#### The task
Show all lines holding the string "this".

#### Items
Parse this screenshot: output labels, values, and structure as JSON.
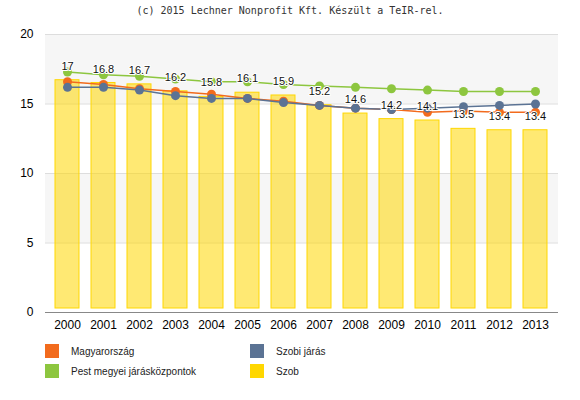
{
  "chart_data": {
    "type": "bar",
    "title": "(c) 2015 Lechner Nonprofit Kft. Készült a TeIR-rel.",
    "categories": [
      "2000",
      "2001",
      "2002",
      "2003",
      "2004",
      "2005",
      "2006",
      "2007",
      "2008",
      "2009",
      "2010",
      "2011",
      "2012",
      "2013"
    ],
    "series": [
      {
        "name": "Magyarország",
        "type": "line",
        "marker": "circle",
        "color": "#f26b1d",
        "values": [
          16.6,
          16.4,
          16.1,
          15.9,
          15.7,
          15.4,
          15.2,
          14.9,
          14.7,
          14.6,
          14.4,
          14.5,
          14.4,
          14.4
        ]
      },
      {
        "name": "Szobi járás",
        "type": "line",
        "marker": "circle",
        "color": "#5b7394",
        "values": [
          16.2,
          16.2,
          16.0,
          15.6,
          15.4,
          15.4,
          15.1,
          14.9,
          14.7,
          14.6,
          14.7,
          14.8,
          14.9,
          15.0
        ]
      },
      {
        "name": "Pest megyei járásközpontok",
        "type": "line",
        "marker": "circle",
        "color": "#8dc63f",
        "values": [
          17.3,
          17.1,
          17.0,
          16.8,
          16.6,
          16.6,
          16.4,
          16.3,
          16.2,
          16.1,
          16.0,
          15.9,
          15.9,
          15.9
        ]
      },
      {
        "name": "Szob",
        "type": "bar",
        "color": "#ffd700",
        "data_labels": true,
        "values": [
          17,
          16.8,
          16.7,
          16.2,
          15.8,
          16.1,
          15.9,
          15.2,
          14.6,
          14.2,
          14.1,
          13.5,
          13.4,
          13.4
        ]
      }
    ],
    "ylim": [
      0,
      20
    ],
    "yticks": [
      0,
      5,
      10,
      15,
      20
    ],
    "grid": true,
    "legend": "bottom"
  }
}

...

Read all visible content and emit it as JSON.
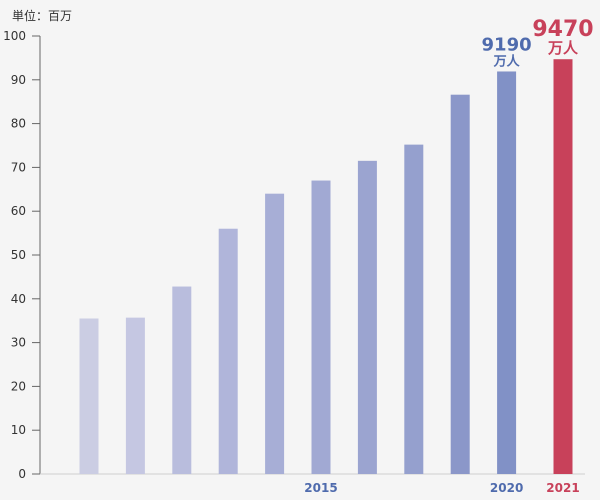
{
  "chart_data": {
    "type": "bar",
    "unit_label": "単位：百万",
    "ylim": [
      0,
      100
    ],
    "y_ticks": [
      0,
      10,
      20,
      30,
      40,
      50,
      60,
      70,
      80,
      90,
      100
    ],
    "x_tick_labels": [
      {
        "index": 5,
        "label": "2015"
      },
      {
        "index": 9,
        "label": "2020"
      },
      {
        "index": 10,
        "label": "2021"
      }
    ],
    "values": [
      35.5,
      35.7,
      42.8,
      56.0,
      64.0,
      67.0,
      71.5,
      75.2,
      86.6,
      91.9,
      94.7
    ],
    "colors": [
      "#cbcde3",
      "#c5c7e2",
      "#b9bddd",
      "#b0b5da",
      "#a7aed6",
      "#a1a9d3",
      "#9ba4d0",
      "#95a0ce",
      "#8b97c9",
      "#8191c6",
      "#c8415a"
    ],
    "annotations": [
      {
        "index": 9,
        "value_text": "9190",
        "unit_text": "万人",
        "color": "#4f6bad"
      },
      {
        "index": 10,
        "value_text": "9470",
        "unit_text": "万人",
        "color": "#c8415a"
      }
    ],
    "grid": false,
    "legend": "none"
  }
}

...

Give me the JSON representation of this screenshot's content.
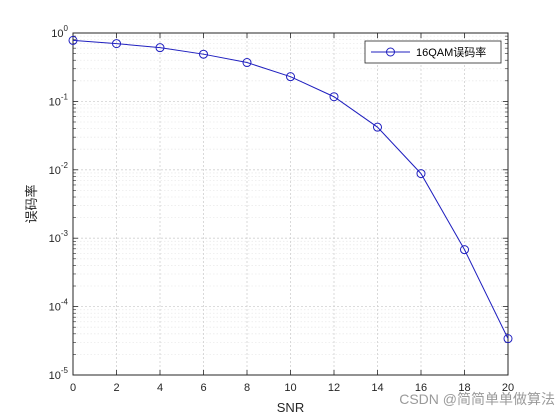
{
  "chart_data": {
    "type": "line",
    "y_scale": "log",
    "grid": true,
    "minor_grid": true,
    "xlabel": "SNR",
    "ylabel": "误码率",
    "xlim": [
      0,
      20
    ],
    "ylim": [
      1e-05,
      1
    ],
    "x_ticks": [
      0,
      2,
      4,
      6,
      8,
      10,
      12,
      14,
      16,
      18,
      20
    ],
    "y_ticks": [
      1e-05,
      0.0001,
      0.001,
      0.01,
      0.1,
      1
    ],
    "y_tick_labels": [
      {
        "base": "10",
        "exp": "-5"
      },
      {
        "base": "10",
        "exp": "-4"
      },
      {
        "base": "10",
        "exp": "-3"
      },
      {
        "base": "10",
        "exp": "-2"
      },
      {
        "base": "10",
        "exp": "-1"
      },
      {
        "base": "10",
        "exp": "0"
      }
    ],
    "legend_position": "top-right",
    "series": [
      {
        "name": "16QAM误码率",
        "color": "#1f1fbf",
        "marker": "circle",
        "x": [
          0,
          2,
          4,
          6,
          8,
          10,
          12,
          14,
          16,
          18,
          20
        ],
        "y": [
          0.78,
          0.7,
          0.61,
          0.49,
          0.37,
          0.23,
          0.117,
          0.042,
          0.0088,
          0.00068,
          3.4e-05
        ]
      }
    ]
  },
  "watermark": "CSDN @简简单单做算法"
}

#### Full response
Parse this screenshot: output labels, values, and structure as JSON.
Give me the JSON representation of this screenshot's content.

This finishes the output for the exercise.